**What the task asks**: Search the material below for the word "Focused" and copy every line in which it occurs.

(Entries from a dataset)
++++++++

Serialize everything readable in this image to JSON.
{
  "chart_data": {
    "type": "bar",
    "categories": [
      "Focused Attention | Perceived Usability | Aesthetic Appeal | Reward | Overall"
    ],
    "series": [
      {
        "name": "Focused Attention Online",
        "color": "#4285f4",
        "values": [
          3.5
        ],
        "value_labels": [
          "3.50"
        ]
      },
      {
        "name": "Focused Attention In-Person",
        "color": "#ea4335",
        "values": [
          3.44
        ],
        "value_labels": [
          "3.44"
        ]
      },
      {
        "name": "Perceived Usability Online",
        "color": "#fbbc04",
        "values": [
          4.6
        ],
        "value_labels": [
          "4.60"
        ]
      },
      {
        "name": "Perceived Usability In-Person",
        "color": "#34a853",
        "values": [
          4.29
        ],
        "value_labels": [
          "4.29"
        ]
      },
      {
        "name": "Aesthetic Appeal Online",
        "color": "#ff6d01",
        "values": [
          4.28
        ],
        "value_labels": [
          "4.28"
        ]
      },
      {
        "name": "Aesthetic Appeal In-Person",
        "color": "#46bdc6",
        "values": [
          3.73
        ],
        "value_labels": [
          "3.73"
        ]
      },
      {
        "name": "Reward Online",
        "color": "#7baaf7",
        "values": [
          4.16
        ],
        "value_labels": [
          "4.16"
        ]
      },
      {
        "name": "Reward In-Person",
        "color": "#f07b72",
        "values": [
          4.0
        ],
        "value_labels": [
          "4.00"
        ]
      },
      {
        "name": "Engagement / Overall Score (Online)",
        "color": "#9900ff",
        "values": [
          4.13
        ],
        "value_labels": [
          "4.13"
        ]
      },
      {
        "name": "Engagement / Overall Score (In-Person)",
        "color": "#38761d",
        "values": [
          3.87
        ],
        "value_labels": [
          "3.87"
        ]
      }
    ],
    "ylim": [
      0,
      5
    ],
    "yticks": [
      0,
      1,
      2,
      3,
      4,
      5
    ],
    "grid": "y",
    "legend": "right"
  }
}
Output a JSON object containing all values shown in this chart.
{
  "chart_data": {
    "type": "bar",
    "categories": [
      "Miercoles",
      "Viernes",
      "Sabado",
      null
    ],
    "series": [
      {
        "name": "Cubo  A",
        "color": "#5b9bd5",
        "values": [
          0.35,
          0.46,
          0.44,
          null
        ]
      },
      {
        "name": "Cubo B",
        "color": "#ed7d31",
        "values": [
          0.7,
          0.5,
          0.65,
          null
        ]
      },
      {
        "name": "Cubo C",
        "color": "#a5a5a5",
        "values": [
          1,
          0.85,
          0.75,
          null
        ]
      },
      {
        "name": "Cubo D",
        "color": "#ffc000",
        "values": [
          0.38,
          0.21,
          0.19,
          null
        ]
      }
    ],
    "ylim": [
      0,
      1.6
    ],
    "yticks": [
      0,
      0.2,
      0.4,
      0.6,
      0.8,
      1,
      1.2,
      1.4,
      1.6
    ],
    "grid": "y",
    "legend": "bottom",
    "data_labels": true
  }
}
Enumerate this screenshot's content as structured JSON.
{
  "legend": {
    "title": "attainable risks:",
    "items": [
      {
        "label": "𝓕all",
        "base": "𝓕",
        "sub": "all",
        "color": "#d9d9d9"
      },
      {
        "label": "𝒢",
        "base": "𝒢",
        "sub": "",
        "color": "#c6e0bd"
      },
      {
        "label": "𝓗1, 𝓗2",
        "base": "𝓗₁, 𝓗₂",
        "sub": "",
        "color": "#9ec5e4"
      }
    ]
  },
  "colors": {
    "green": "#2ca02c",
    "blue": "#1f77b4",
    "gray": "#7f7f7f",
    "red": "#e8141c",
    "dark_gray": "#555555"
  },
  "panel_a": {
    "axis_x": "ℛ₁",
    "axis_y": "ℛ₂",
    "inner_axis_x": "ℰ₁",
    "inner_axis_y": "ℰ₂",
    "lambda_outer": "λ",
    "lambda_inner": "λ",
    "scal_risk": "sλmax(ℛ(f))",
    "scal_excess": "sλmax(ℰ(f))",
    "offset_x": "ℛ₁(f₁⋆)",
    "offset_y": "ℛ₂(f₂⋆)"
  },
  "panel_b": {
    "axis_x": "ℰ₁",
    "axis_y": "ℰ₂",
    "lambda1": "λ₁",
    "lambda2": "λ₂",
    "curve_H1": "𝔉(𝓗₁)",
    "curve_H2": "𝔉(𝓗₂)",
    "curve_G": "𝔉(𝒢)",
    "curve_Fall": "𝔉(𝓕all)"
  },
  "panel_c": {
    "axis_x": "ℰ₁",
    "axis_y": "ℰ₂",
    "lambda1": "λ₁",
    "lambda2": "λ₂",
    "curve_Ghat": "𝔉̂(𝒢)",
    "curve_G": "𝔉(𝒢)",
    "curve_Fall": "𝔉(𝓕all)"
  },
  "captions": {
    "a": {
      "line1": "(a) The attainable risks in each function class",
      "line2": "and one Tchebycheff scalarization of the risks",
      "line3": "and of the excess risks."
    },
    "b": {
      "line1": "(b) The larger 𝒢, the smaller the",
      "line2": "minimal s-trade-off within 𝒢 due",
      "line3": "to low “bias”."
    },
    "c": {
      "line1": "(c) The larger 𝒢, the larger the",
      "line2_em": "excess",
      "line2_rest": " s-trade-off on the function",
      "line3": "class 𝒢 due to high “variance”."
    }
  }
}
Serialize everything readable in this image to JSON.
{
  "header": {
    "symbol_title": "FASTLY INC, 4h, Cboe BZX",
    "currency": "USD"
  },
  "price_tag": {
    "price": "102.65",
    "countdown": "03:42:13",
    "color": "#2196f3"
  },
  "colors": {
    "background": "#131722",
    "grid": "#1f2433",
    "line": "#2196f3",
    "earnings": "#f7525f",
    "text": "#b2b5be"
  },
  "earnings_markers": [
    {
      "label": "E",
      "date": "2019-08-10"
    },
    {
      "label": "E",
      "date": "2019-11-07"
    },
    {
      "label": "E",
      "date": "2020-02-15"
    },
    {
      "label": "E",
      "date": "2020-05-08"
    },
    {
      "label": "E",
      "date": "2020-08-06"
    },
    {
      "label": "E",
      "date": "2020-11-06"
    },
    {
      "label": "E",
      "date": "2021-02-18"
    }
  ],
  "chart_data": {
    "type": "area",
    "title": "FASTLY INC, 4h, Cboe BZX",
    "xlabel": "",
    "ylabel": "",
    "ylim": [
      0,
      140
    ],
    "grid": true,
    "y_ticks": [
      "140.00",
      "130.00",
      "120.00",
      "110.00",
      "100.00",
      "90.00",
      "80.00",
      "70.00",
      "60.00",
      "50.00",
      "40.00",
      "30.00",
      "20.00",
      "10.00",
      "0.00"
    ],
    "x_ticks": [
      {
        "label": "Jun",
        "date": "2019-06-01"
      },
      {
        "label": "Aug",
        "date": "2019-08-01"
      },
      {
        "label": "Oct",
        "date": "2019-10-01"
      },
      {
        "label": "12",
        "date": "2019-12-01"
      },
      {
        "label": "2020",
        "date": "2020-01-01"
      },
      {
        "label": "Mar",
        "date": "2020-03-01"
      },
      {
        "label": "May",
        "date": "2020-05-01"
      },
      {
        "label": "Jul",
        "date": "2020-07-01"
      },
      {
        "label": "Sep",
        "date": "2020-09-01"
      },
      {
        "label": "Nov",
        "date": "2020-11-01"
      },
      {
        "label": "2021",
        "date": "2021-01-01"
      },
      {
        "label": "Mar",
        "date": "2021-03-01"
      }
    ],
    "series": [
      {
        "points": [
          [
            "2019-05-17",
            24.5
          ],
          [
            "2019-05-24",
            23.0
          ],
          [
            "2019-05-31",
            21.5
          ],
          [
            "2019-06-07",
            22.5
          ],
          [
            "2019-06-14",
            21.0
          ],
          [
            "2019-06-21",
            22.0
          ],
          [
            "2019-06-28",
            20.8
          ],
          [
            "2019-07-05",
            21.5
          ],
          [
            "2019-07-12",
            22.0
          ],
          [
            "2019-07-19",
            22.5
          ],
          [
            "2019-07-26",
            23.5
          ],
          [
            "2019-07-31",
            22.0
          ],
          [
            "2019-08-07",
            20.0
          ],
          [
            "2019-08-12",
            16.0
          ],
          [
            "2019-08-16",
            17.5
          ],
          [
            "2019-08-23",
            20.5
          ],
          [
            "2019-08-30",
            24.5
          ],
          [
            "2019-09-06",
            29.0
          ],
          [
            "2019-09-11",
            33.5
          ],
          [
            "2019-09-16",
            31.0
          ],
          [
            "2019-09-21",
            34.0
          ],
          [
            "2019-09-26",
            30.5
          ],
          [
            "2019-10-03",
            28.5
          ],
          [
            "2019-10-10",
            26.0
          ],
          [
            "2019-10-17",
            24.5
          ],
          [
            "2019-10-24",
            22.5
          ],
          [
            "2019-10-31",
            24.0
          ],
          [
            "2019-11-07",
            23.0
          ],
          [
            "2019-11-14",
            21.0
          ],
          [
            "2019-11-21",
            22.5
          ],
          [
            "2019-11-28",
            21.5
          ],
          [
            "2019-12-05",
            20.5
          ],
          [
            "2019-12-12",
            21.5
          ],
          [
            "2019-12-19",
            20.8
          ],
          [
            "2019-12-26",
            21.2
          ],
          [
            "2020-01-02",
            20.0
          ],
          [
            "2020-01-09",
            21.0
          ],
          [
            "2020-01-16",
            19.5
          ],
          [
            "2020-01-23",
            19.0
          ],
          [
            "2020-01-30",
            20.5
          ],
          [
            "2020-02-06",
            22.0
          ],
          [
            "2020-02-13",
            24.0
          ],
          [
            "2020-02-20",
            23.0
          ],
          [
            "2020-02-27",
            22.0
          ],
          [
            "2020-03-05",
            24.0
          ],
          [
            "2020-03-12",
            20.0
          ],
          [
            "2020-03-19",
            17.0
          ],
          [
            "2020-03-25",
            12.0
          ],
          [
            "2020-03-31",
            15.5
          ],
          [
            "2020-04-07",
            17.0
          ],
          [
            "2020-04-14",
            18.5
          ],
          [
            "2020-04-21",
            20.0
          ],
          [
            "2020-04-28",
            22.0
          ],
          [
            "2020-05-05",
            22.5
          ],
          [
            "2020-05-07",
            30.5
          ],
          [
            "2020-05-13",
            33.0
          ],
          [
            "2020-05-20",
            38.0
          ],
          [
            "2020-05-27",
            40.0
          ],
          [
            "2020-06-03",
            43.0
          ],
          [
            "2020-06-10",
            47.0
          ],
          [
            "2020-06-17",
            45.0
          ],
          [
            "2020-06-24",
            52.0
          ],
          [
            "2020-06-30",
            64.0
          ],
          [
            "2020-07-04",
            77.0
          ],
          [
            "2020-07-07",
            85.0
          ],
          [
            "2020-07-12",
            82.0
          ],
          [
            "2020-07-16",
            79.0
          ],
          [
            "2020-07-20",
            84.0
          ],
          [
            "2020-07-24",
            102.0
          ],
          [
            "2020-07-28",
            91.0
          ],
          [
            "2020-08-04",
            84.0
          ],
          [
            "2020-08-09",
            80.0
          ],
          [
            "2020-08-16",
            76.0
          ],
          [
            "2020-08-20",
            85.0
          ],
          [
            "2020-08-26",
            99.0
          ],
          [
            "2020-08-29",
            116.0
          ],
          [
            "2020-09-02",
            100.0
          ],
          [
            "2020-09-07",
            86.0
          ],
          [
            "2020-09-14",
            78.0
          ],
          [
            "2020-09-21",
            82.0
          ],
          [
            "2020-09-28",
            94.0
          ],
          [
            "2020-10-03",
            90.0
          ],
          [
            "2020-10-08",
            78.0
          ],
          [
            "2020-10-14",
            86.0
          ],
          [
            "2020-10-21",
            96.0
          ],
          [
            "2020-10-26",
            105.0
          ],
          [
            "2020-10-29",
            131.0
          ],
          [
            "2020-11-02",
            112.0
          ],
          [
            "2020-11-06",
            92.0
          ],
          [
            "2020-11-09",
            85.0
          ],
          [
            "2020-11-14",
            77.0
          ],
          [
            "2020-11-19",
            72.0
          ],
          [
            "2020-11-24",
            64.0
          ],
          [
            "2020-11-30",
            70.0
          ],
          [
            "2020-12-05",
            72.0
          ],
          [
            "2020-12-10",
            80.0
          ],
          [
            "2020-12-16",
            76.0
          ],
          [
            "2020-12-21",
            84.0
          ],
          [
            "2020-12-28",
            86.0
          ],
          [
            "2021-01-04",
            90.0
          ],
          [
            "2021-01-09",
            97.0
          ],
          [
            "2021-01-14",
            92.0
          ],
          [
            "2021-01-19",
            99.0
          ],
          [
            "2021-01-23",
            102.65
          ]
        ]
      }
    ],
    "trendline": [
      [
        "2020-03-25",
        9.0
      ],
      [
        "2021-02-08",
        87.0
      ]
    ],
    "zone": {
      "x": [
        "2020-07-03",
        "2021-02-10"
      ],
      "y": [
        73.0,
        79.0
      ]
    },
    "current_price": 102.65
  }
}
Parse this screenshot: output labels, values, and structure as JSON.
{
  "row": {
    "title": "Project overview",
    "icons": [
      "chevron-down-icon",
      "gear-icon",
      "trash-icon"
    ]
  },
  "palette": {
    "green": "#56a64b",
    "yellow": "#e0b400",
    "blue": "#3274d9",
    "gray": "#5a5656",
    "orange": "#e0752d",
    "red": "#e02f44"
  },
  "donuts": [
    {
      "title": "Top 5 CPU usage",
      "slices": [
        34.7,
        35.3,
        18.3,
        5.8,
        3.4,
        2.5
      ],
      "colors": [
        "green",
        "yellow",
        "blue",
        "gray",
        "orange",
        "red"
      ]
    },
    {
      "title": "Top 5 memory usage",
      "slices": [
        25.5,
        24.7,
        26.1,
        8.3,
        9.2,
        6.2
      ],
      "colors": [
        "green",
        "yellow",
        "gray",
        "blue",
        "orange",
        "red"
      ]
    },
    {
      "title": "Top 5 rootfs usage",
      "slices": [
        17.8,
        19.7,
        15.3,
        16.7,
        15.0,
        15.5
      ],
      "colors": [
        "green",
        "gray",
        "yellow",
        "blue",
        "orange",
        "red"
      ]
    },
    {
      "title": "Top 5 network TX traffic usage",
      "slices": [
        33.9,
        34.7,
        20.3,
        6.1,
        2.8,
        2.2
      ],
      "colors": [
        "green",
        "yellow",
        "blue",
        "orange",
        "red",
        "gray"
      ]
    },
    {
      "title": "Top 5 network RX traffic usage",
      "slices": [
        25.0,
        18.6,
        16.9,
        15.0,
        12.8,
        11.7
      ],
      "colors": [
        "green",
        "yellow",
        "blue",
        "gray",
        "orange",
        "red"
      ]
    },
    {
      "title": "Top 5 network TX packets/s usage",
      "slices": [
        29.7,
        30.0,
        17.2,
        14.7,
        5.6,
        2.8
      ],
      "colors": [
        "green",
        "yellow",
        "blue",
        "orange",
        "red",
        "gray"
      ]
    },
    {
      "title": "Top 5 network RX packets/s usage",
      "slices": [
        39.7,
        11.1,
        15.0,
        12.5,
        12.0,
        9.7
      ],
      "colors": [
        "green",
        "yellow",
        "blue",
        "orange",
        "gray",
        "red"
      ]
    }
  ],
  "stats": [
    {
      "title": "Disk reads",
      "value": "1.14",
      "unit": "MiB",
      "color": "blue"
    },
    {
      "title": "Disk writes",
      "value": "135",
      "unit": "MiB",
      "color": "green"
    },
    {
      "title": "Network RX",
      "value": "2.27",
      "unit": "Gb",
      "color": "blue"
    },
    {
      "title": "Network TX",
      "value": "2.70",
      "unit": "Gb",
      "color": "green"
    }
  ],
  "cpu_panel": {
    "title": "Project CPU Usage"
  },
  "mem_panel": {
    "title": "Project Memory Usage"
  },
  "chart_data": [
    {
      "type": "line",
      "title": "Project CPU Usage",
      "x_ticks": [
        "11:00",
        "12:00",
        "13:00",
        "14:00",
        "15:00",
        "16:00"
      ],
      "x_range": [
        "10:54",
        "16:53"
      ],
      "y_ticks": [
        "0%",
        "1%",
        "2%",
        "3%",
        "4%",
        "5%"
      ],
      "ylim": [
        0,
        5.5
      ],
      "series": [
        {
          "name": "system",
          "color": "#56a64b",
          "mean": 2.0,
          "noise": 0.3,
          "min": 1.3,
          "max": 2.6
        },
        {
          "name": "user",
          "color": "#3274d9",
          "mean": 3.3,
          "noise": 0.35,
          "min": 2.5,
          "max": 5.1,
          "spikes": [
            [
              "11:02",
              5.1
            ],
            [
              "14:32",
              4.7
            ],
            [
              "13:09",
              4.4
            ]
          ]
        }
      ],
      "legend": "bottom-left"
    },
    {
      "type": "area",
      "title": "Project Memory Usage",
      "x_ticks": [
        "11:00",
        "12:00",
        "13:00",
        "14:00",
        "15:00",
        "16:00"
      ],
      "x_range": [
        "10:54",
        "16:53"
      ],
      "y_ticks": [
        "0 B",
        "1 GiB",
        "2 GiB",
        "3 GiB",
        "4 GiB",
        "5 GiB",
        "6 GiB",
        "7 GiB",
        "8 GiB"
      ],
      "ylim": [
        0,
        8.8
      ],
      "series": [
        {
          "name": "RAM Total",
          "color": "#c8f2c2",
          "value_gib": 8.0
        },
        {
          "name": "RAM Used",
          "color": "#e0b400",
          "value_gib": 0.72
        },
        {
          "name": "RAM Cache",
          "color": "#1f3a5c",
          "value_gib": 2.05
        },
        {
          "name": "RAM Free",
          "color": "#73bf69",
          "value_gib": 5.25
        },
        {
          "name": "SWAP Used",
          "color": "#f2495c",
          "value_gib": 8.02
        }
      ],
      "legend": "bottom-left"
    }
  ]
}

++++++++

**The answer**:
      "Focused Attention | Perceived Usability | Aesthetic Appeal | Reward | Overall"
        "name": "Focused Attention Online",
        "name": "Focused Attention In-Person",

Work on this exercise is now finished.